### [WHAT YOU NEED TO DO]
How many lines in these records hold the string "title"? Reply with the number alone.

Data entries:

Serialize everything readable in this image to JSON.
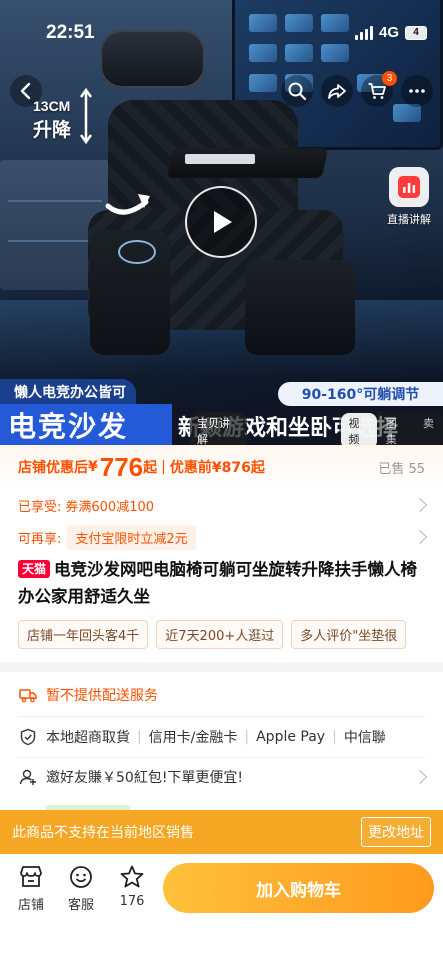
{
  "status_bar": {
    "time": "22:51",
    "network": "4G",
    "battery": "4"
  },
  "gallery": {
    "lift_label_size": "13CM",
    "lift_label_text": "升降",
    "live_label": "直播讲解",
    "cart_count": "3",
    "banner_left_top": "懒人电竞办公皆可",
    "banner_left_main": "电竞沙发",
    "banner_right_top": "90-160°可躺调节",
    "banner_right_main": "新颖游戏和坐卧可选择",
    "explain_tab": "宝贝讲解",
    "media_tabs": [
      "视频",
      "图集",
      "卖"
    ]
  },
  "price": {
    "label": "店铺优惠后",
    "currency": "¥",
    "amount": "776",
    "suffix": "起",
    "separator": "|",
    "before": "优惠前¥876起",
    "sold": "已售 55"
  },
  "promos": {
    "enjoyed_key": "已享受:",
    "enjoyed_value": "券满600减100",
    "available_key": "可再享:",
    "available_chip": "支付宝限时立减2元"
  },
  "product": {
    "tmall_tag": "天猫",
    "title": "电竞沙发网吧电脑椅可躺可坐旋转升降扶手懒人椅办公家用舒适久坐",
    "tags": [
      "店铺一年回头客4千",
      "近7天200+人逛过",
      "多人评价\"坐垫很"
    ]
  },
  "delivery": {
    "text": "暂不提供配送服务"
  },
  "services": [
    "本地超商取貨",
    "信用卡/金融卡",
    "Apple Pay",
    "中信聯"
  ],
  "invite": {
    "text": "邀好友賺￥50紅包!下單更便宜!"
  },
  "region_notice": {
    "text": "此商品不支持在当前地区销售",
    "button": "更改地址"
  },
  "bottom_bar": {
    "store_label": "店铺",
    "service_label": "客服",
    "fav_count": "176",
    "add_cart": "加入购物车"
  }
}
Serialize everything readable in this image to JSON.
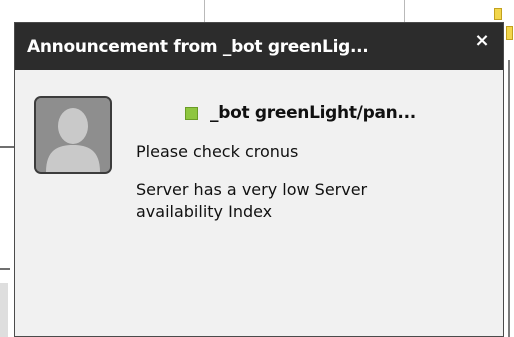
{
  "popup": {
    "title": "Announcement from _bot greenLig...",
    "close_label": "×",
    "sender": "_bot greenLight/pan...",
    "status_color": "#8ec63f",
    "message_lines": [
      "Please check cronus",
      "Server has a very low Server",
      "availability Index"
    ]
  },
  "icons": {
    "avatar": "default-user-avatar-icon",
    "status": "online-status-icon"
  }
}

### [FINAL RESULT]
2